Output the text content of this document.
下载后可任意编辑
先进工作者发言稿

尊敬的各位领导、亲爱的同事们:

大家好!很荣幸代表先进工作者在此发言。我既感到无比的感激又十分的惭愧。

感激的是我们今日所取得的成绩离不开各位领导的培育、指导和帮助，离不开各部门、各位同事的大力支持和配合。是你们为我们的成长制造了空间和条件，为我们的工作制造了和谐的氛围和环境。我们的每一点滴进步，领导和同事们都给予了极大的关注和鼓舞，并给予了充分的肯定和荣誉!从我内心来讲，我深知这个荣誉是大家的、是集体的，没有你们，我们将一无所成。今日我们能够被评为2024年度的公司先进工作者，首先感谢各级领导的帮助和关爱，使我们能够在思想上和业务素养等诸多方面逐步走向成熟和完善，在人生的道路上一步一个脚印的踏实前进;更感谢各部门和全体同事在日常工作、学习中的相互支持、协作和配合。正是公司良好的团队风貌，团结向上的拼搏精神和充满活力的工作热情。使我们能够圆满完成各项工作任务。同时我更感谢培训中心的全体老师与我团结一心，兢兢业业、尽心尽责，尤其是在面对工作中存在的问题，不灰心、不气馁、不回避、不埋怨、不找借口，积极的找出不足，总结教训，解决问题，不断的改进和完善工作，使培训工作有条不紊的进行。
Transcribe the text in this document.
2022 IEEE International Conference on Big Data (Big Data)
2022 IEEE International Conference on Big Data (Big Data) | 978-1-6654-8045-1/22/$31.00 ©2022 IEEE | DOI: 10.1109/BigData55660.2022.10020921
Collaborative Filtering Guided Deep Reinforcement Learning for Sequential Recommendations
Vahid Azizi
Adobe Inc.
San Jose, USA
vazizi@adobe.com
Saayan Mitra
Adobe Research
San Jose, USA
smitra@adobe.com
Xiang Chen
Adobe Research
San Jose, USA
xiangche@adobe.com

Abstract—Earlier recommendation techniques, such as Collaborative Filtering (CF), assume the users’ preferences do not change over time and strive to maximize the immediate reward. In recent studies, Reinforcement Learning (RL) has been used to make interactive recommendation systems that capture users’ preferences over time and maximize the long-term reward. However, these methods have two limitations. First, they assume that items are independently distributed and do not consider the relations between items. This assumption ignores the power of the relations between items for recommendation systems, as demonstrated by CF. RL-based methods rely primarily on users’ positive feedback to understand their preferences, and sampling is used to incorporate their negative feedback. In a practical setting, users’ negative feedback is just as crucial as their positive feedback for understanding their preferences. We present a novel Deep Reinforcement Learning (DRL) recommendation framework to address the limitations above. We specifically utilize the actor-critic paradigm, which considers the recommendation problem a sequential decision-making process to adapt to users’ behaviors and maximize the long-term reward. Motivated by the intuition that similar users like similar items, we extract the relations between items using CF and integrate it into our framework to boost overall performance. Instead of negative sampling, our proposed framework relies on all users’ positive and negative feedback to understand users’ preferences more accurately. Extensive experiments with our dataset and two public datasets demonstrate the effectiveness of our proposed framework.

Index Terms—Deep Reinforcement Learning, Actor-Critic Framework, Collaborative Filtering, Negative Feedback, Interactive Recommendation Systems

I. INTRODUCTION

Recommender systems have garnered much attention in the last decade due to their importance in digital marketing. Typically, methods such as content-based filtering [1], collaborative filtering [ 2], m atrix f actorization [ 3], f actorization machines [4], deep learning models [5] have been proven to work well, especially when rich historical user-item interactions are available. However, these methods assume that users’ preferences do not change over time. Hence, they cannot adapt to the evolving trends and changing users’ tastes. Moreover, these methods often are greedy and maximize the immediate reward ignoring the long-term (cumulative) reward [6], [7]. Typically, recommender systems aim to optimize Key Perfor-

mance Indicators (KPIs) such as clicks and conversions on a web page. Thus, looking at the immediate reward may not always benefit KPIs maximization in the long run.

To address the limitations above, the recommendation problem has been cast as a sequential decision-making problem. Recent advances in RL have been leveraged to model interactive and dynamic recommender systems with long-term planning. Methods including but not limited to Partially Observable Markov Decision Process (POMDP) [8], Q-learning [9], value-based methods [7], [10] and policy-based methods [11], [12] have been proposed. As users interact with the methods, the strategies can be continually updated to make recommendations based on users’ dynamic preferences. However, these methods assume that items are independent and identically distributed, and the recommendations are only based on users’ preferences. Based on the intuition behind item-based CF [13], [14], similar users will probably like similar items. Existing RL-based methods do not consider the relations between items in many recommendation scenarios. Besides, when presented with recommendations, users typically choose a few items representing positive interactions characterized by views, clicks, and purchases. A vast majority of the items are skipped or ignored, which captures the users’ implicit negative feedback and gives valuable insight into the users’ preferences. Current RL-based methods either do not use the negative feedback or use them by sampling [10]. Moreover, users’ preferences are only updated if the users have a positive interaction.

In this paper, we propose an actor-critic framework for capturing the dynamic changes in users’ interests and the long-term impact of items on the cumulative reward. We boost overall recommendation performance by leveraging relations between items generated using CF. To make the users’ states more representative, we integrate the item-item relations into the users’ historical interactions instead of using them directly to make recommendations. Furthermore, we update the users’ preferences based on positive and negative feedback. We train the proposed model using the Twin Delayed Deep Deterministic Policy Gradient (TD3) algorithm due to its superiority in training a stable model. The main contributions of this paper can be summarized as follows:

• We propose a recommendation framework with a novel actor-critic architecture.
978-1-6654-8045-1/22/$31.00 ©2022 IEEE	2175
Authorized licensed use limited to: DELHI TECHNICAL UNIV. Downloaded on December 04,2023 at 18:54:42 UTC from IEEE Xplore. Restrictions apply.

+ + + +

# Prompt:
Show the data once more, exactly as it was written.

# Written solution:
Output the text content of this document.
下载后可任意编辑
先进工作者发言稿

尊敬的各位领导、亲爱的同事们:

大家好!很荣幸代表先进工作者在此发言。我既感到无比的感激又十分的惭愧。

感激的是我们今日所取得的成绩离不开各位领导的培育、指导和帮助，离不开各部门、各位同事的大力支持和配合。是你们为我们的成长制造了空间和条件，为我们的工作制造了和谐的氛围和环境。我们的每一点滴进步，领导和同事们都给予了极大的关注和鼓舞，并给予了充分的肯定和荣誉!从我内心来讲，我深知这个荣誉是大家的、是集体的，没有你们，我们将一无所成。今日我们能够被评为2024年度的公司先进工作者，首先感谢各级领导的帮助和关爱，使我们能够在思想上和业务素养等诸多方面逐步走向成熟和完善，在人生的道路上一步一个脚印的踏实前进;更感谢各部门和全体同事在日常工作、学习中的相互支持、协作和配合。正是公司良好的团队风貌，团结向上的拼搏精神和充满活力的工作热情。使我们能够圆满完成各项工作任务。同时我更感谢培训中心的全体老师与我团结一心，兢兢业业、尽心尽责，尤其是在面对工作中存在的问题，不灰心、不气馁、不回避、不埋怨、不找借口，积极的找出不足，总结教训，解决问题，不断的改进和完善工作，使培训工作有条不紊的进行。
Transcribe the text in this document.
2022 IEEE International Conference on Big Data (Big Data)
2022 IEEE International Conference on Big Data (Big Data) | 978-1-6654-8045-1/22/$31.00 ©2022 IEEE | DOI: 10.1109/BigData55660.2022.10020921
Collaborative Filtering Guided Deep Reinforcement Learning for Sequential Recommendations
Vahid Azizi
Adobe Inc.
San Jose, USA
vazizi@adobe.com
Saayan Mitra
Adobe Research
San Jose, USA
smitra@adobe.com
Xiang Chen
Adobe Research
San Jose, USA
xiangche@adobe.com

Abstract—Earlier recommendation techniques, such as Collaborative Filtering (CF), assume the users’ preferences do not change over time and strive to maximize the immediate reward. In recent studies, Reinforcement Learning (RL) has been used to make interactive recommendation systems that capture users’ preferences over time and maximize the long-term reward. However, these methods have two limitations. First, they assume that items are independently distributed and do not consider the relations between items. This assumption ignores the power of the relations between items for recommendation systems, as demonstrated by CF. RL-based methods rely primarily on users’ positive feedback to understand their preferences, and sampling is used to incorporate their negative feedback. In a practical setting, users’ negative feedback is just as crucial as their positive feedback for understanding their preferences. We present a novel Deep Reinforcement Learning (DRL) recommendation framework to address the limitations above. We specifically utilize the actor-critic paradigm, which considers the recommendation problem a sequential decision-making process to adapt to users’ behaviors and maximize the long-term reward. Motivated by the intuition that similar users like similar items, we extract the relations between items using CF and integrate it into our framework to boost overall performance. Instead of negative sampling, our proposed framework relies on all users’ positive and negative feedback to understand users’ preferences more accurately. Extensive experiments with our dataset and two public datasets demonstrate the effectiveness of our proposed framework.

Index Terms—Deep Reinforcement Learning, Actor-Critic Framework, Collaborative Filtering, Negative Feedback, Interactive Recommendation Systems

I. INTRODUCTION

Recommender systems have garnered much attention in the last decade due to their importance in digital marketing. Typically, methods such as content-based filtering [1], collaborative filtering [ 2], m atrix f actorization [ 3], f actorization machines [4], deep learning models [5] have been proven to work well, especially when rich historical user-item interactions are available. However, these methods assume that users’ preferences do not change over time. Hence, they cannot adapt to the evolving trends and changing users’ tastes. Moreover, these methods often are greedy and maximize the immediate reward ignoring the long-term (cumulative) reward [6], [7]. Typically, recommender systems aim to optimize Key Perfor-

mance Indicators (KPIs) such as clicks and conversions on a web page. Thus, looking at the immediate reward may not always benefit KPIs maximization in the long run.

To address the limitations above, the recommendation problem has been cast as a sequential decision-making problem. Recent advances in RL have been leveraged to model interactive and dynamic recommender systems with long-term planning. Methods including but not limited to Partially Observable Markov Decision Process (POMDP) [8], Q-learning [9], value-based methods [7], [10] and policy-based methods [11], [12] have been proposed. As users interact with the methods, the strategies can be continually updated to make recommendations based on users’ dynamic preferences. However, these methods assume that items are independent and identically distributed, and the recommendations are only based on users’ preferences. Based on the intuition behind item-based CF [13], [14], similar users will probably like similar items. Existing RL-based methods do not consider the relations between items in many recommendation scenarios. Besides, when presented with recommendations, users typically choose a few items representing positive interactions characterized by views, clicks, and purchases. A vast majority of the items are skipped or ignored, which captures the users’ implicit negative feedback and gives valuable insight into the users’ preferences. Current RL-based methods either do not use the negative feedback or use them by sampling [10]. Moreover, users’ preferences are only updated if the users have a positive interaction.

In this paper, we propose an actor-critic framework for capturing the dynamic changes in users’ interests and the long-term impact of items on the cumulative reward. We boost overall recommendation performance by leveraging relations between items generated using CF. To make the users’ states more representative, we integrate the item-item relations into the users’ historical interactions instead of using them directly to make recommendations. Furthermore, we update the users’ preferences based on positive and negative feedback. We train the proposed model using the Twin Delayed Deep Deterministic Policy Gradient (TD3) algorithm due to its superiority in training a stable model. The main contributions of this paper can be summarized as follows:

• We propose a recommendation framework with a novel actor-critic architecture.
978-1-6654-8045-1/22/$31.00 ©2022 IEEE	2175
Authorized licensed use limited to: DELHI TECHNICAL UNIV. Downloaded on December 04,2023 at 18:54:42 UTC from IEEE Xplore. Restrictions apply.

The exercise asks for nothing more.